Dataset entries on figures:
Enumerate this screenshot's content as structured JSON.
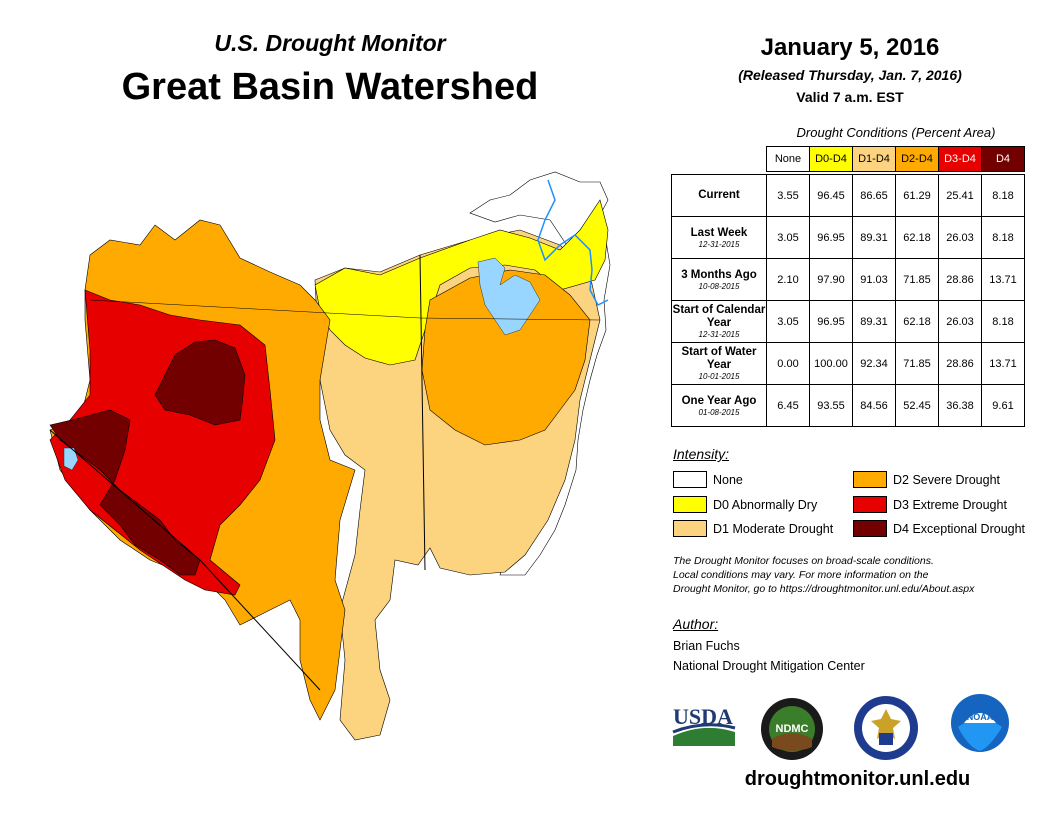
{
  "header": {
    "subtitle": "U.S. Drought Monitor",
    "title": "Great Basin Watershed",
    "date": "January 5, 2016",
    "released": "(Released Thursday, Jan. 7, 2016)",
    "valid": "Valid 7 a.m. EST"
  },
  "table": {
    "caption": "Drought Conditions (Percent Area)",
    "columns": [
      {
        "label": "None",
        "color": "#ffffff"
      },
      {
        "label": "D0-D4",
        "color": "#ffff00"
      },
      {
        "label": "D1-D4",
        "color": "#fcd37f"
      },
      {
        "label": "D2-D4",
        "color": "#ffaa00"
      },
      {
        "label": "D3-D4",
        "color": "#e60000"
      },
      {
        "label": "D4",
        "color": "#730000"
      }
    ],
    "rows": [
      {
        "label": "Current",
        "date": "",
        "values": [
          "3.55",
          "96.45",
          "86.65",
          "61.29",
          "25.41",
          "8.18"
        ]
      },
      {
        "label": "Last Week",
        "date": "12-31-2015",
        "values": [
          "3.05",
          "96.95",
          "89.31",
          "62.18",
          "26.03",
          "8.18"
        ]
      },
      {
        "label": "3 Months Ago",
        "date": "10-08-2015",
        "values": [
          "2.10",
          "97.90",
          "91.03",
          "71.85",
          "28.86",
          "13.71"
        ]
      },
      {
        "label": "Start of Calendar Year",
        "date": "12-31-2015",
        "values": [
          "3.05",
          "96.95",
          "89.31",
          "62.18",
          "26.03",
          "8.18"
        ]
      },
      {
        "label": "Start of Water Year",
        "date": "10-01-2015",
        "values": [
          "0.00",
          "100.00",
          "92.34",
          "71.85",
          "28.86",
          "13.71"
        ]
      },
      {
        "label": "One Year Ago",
        "date": "01-08-2015",
        "values": [
          "6.45",
          "93.55",
          "84.56",
          "52.45",
          "36.38",
          "9.61"
        ]
      }
    ]
  },
  "legend": {
    "title": "Intensity:",
    "items": [
      {
        "label": "None",
        "color": "#ffffff"
      },
      {
        "label": "D0 Abnormally Dry",
        "color": "#ffff00"
      },
      {
        "label": "D1 Moderate Drought",
        "color": "#fcd37f"
      },
      {
        "label": "D2 Severe Drought",
        "color": "#ffaa00"
      },
      {
        "label": "D3 Extreme Drought",
        "color": "#e60000"
      },
      {
        "label": "D4 Exceptional Drought",
        "color": "#730000"
      }
    ]
  },
  "note": {
    "line1": "The Drought Monitor focuses on broad-scale conditions.",
    "line2": "Local conditions may vary. For more information on the",
    "line3": "Drought Monitor, go to https://droughtmonitor.unl.edu/About.aspx"
  },
  "author": {
    "title": "Author:",
    "name": "Brian Fuchs",
    "org": "National Drought Mitigation Center"
  },
  "logos": {
    "usda": "USDA",
    "ndmc": "NDMC",
    "noaa": "NOAA"
  },
  "footer": {
    "url": "droughtmonitor.unl.edu"
  }
}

*Set task*:
Repeat the data exactly, without the pictures.

*Final result*:
Enumerate this screenshot's content as structured JSON.
{
  "header": {
    "subtitle": "U.S. Drought Monitor",
    "title": "Great Basin Watershed",
    "date": "January 5, 2016",
    "released": "(Released Thursday, Jan. 7, 2016)",
    "valid": "Valid 7 a.m. EST"
  },
  "table": {
    "caption": "Drought Conditions (Percent Area)",
    "columns": [
      {
        "label": "None",
        "color": "#ffffff"
      },
      {
        "label": "D0-D4",
        "color": "#ffff00"
      },
      {
        "label": "D1-D4",
        "color": "#fcd37f"
      },
      {
        "label": "D2-D4",
        "color": "#ffaa00"
      },
      {
        "label": "D3-D4",
        "color": "#e60000"
      },
      {
        "label": "D4",
        "color": "#730000"
      }
    ],
    "rows": [
      {
        "label": "Current",
        "date": "",
        "values": [
          "3.55",
          "96.45",
          "86.65",
          "61.29",
          "25.41",
          "8.18"
        ]
      },
      {
        "label": "Last Week",
        "date": "12-31-2015",
        "values": [
          "3.05",
          "96.95",
          "89.31",
          "62.18",
          "26.03",
          "8.18"
        ]
      },
      {
        "label": "3 Months Ago",
        "date": "10-08-2015",
        "values": [
          "2.10",
          "97.90",
          "91.03",
          "71.85",
          "28.86",
          "13.71"
        ]
      },
      {
        "label": "Start of Calendar Year",
        "date": "12-31-2015",
        "values": [
          "3.05",
          "96.95",
          "89.31",
          "62.18",
          "26.03",
          "8.18"
        ]
      },
      {
        "label": "Start of Water Year",
        "date": "10-01-2015",
        "values": [
          "0.00",
          "100.00",
          "92.34",
          "71.85",
          "28.86",
          "13.71"
        ]
      },
      {
        "label": "One Year Ago",
        "date": "01-08-2015",
        "values": [
          "6.45",
          "93.55",
          "84.56",
          "52.45",
          "36.38",
          "9.61"
        ]
      }
    ]
  },
  "legend": {
    "title": "Intensity:",
    "items": [
      {
        "label": "None",
        "color": "#ffffff"
      },
      {
        "label": "D0 Abnormally Dry",
        "color": "#ffff00"
      },
      {
        "label": "D1 Moderate Drought",
        "color": "#fcd37f"
      },
      {
        "label": "D2 Severe Drought",
        "color": "#ffaa00"
      },
      {
        "label": "D3 Extreme Drought",
        "color": "#e60000"
      },
      {
        "label": "D4 Exceptional Drought",
        "color": "#730000"
      }
    ]
  },
  "note": {
    "line1": "The Drought Monitor focuses on broad-scale conditions.",
    "line2": "Local conditions may vary. For more information on the",
    "line3": "Drought Monitor, go to https://droughtmonitor.unl.edu/About.aspx"
  },
  "author": {
    "title": "Author:",
    "name": "Brian Fuchs",
    "org": "National Drought Mitigation Center"
  },
  "logos": {
    "usda": "USDA",
    "ndmc": "NDMC",
    "noaa": "NOAA"
  },
  "footer": {
    "url": "droughtmonitor.unl.edu"
  }
}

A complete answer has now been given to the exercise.